- Problem details
Write out the whole of the material exactly.

- Records to process
<<<<
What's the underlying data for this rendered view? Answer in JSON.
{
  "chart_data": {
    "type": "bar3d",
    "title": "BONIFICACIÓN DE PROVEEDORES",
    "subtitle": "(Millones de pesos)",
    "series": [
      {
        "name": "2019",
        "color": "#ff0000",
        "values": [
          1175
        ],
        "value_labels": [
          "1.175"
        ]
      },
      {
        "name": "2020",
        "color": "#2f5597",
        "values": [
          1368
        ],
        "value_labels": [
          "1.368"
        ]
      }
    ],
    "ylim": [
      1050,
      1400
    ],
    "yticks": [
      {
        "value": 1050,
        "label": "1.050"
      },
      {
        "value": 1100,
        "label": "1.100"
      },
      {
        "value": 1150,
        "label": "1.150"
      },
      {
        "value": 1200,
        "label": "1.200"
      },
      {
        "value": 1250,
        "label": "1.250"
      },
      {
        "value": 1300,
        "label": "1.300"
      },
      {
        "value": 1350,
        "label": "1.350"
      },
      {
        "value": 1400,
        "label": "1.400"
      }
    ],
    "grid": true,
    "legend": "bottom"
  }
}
>>>>
- Correct response
What's the underlying data for this rendered view? Answer in JSON.
{
  "chart_data": {
    "type": "bar3d",
    "title": "BONIFICACIÓN DE PROVEEDORES",
    "subtitle": "(Millones de pesos)",
    "series": [
      {
        "name": "2019",
        "color": "#ff0000",
        "values": [
          1175
        ],
        "value_labels": [
          "1.175"
        ]
      },
      {
        "name": "2020",
        "color": "#2f5597",
        "values": [
          1368
        ],
        "value_labels": [
          "1.368"
        ]
      }
    ],
    "ylim": [
      1050,
      1400
    ],
    "yticks": [
      {
        "value": 1050,
        "label": "1.050"
      },
      {
        "value": 1100,
        "label": "1.100"
      },
      {
        "value": 1150,
        "label": "1.150"
      },
      {
        "value": 1200,
        "label": "1.200"
      },
      {
        "value": 1250,
        "label": "1.250"
      },
      {
        "value": 1300,
        "label": "1.300"
      },
      {
        "value": 1350,
        "label": "1.350"
      },
      {
        "value": 1400,
        "label": "1.400"
      }
    ],
    "grid": true,
    "legend": "bottom"
  }
}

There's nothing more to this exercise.